Stated problem: Count the rows of the data that contain the string "line", and reply with the number alone.

(Element location listings)
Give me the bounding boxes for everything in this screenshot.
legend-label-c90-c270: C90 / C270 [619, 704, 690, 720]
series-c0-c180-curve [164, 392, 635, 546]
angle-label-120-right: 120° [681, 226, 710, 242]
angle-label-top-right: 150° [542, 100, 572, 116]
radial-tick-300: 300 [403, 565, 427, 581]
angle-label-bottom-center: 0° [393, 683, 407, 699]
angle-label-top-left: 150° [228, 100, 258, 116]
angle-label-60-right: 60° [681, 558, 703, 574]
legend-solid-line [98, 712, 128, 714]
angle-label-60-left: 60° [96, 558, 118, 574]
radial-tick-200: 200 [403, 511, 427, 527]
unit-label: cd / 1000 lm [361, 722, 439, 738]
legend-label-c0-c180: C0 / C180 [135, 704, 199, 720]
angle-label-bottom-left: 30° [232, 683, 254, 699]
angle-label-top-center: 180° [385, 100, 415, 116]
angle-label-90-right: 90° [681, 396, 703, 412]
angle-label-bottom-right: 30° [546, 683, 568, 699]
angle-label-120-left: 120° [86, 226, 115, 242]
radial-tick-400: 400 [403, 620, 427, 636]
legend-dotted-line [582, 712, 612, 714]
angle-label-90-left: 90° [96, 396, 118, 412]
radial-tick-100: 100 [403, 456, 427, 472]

Result of this exercise: 2